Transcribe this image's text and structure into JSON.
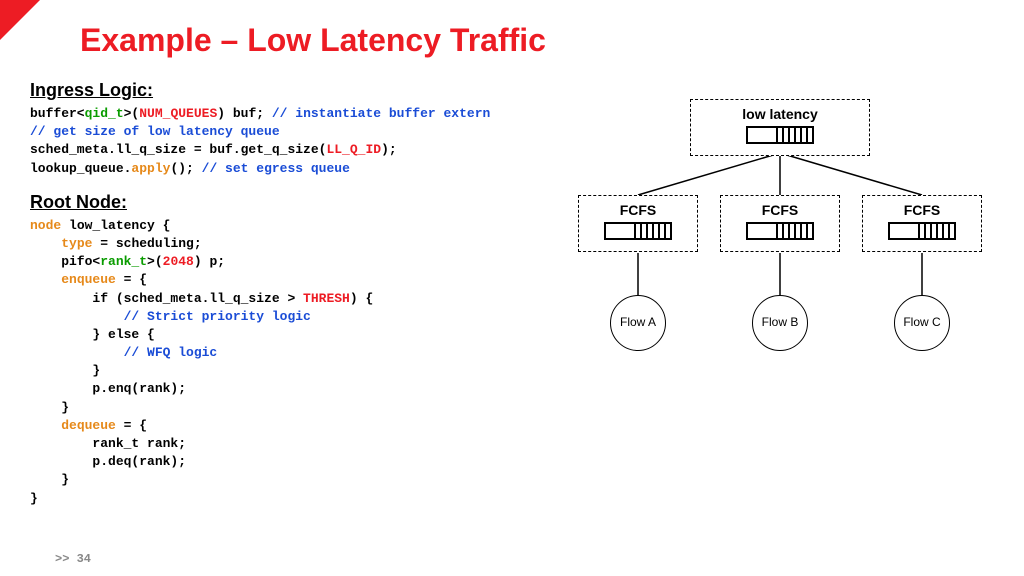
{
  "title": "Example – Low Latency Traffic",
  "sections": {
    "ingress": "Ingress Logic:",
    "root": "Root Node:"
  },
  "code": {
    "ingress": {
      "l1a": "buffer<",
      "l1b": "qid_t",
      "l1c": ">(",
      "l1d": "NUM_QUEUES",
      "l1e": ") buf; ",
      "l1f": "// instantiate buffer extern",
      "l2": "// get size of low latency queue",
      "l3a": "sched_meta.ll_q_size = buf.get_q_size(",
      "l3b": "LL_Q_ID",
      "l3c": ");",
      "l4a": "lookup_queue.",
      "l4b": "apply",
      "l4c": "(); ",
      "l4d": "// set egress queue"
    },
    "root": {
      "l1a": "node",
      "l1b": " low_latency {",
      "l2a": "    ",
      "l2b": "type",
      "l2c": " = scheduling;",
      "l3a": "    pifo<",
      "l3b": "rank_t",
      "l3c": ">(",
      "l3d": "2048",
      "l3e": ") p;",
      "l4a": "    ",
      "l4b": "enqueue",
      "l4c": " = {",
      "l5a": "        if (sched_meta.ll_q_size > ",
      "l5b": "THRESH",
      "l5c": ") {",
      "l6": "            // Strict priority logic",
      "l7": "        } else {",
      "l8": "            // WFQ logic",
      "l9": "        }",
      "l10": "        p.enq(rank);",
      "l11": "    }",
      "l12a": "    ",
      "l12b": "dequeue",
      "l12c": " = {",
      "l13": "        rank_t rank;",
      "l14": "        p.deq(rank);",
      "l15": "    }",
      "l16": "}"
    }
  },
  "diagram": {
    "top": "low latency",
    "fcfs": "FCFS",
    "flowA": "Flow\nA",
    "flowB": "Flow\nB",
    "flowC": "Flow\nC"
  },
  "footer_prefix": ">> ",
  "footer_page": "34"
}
★ ★ ★
Short exercise: Locate all lines in the listing above with the word "buffer" and copy them.

Problem solution:
      "l1a": "buffer<",
      "l1f": "// instantiate buffer extern",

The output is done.